Task statement:
Check every line below for the word "name" and show those that hold it.

Entries provided:
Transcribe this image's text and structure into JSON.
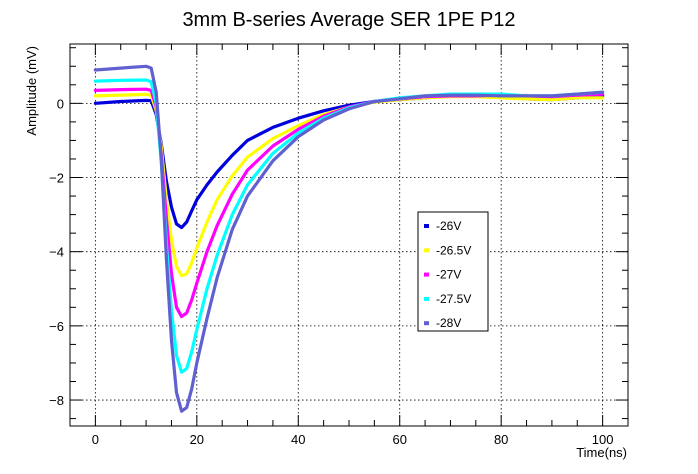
{
  "chart_data": {
    "type": "line",
    "title": "3mm B-series Average SER 1PE P12",
    "xlabel": "Time(ns)",
    "ylabel": "Amplitude (mV)",
    "xlim": [
      -5,
      105
    ],
    "ylim": [
      -8.7,
      1.6
    ],
    "xticks": [
      0,
      20,
      40,
      60,
      80,
      100
    ],
    "yticks": [
      -8,
      -6,
      -4,
      -2,
      0
    ],
    "xtick_labels": [
      "0",
      "20",
      "40",
      "60",
      "80",
      "100"
    ],
    "ytick_labels": [
      "−8",
      "−6",
      "−4",
      "−2",
      "0"
    ],
    "grid": true,
    "legend_position": "right-center",
    "series": [
      {
        "name": "-26V",
        "color": "#0000dd",
        "x": [
          0,
          5,
          10,
          11,
          12,
          13,
          14,
          15,
          16,
          17,
          18,
          19,
          20,
          22,
          24,
          27,
          30,
          35,
          40,
          45,
          50,
          55,
          60,
          65,
          70,
          75,
          80,
          85,
          90,
          95,
          100
        ],
        "y": [
          0.0,
          0.05,
          0.08,
          0.07,
          -0.3,
          -1.1,
          -2.1,
          -2.8,
          -3.25,
          -3.35,
          -3.2,
          -2.9,
          -2.6,
          -2.2,
          -1.85,
          -1.4,
          -1.0,
          -0.65,
          -0.4,
          -0.2,
          -0.05,
          0.05,
          0.1,
          0.15,
          0.2,
          0.2,
          0.18,
          0.12,
          0.1,
          0.15,
          0.2
        ]
      },
      {
        "name": "-26.5V",
        "color": "#ffff00",
        "x": [
          0,
          5,
          10,
          11,
          12,
          13,
          14,
          15,
          16,
          17,
          18,
          19,
          20,
          22,
          24,
          27,
          30,
          35,
          40,
          45,
          50,
          55,
          60,
          65,
          70,
          75,
          80,
          85,
          90,
          95,
          100
        ],
        "y": [
          0.2,
          0.22,
          0.24,
          0.22,
          -0.2,
          -1.2,
          -2.6,
          -3.7,
          -4.4,
          -4.65,
          -4.6,
          -4.3,
          -3.9,
          -3.2,
          -2.6,
          -1.95,
          -1.45,
          -0.95,
          -0.6,
          -0.3,
          -0.1,
          0.03,
          0.1,
          0.15,
          0.18,
          0.18,
          0.15,
          0.12,
          0.1,
          0.15,
          0.15
        ]
      },
      {
        "name": "-27V",
        "color": "#ff00ff",
        "x": [
          0,
          5,
          10,
          11,
          12,
          13,
          14,
          15,
          16,
          17,
          18,
          19,
          20,
          22,
          24,
          27,
          30,
          35,
          40,
          45,
          50,
          55,
          60,
          65,
          70,
          75,
          80,
          85,
          90,
          95,
          100
        ],
        "y": [
          0.35,
          0.37,
          0.38,
          0.35,
          -0.1,
          -1.4,
          -3.1,
          -4.6,
          -5.5,
          -5.75,
          -5.65,
          -5.3,
          -4.85,
          -4.0,
          -3.3,
          -2.45,
          -1.8,
          -1.15,
          -0.7,
          -0.35,
          -0.1,
          0.05,
          0.12,
          0.18,
          0.2,
          0.2,
          0.22,
          0.2,
          0.18,
          0.22,
          0.25
        ]
      },
      {
        "name": "-27.5V",
        "color": "#00ffff",
        "x": [
          0,
          5,
          10,
          11,
          12,
          13,
          14,
          15,
          16,
          17,
          18,
          19,
          20,
          22,
          24,
          27,
          30,
          35,
          40,
          45,
          50,
          55,
          60,
          65,
          70,
          75,
          80,
          85,
          90,
          95,
          100
        ],
        "y": [
          0.6,
          0.62,
          0.63,
          0.58,
          0.0,
          -1.6,
          -3.8,
          -5.6,
          -6.8,
          -7.25,
          -7.15,
          -6.7,
          -6.1,
          -5.0,
          -4.1,
          -3.0,
          -2.2,
          -1.35,
          -0.8,
          -0.4,
          -0.12,
          0.05,
          0.15,
          0.2,
          0.25,
          0.25,
          0.25,
          0.2,
          0.2,
          0.25,
          0.3
        ]
      },
      {
        "name": "-28V",
        "color": "#6060d0",
        "x": [
          0,
          5,
          10,
          11,
          12,
          13,
          14,
          15,
          16,
          17,
          18,
          19,
          20,
          22,
          24,
          27,
          30,
          35,
          40,
          45,
          50,
          55,
          60,
          65,
          70,
          75,
          80,
          85,
          90,
          95,
          100
        ],
        "y": [
          0.9,
          0.95,
          1.0,
          0.95,
          0.3,
          -1.5,
          -4.2,
          -6.4,
          -7.8,
          -8.3,
          -8.2,
          -7.7,
          -7.0,
          -5.8,
          -4.7,
          -3.4,
          -2.5,
          -1.55,
          -0.9,
          -0.45,
          -0.15,
          0.05,
          0.12,
          0.2,
          0.22,
          0.22,
          0.2,
          0.2,
          0.2,
          0.25,
          0.3
        ]
      }
    ]
  }
}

Reply to the task:
        "name": "-26V",
        "name": "-26.5V",
        "name": "-27V",
        "name": "-27.5V",
        "name": "-28V",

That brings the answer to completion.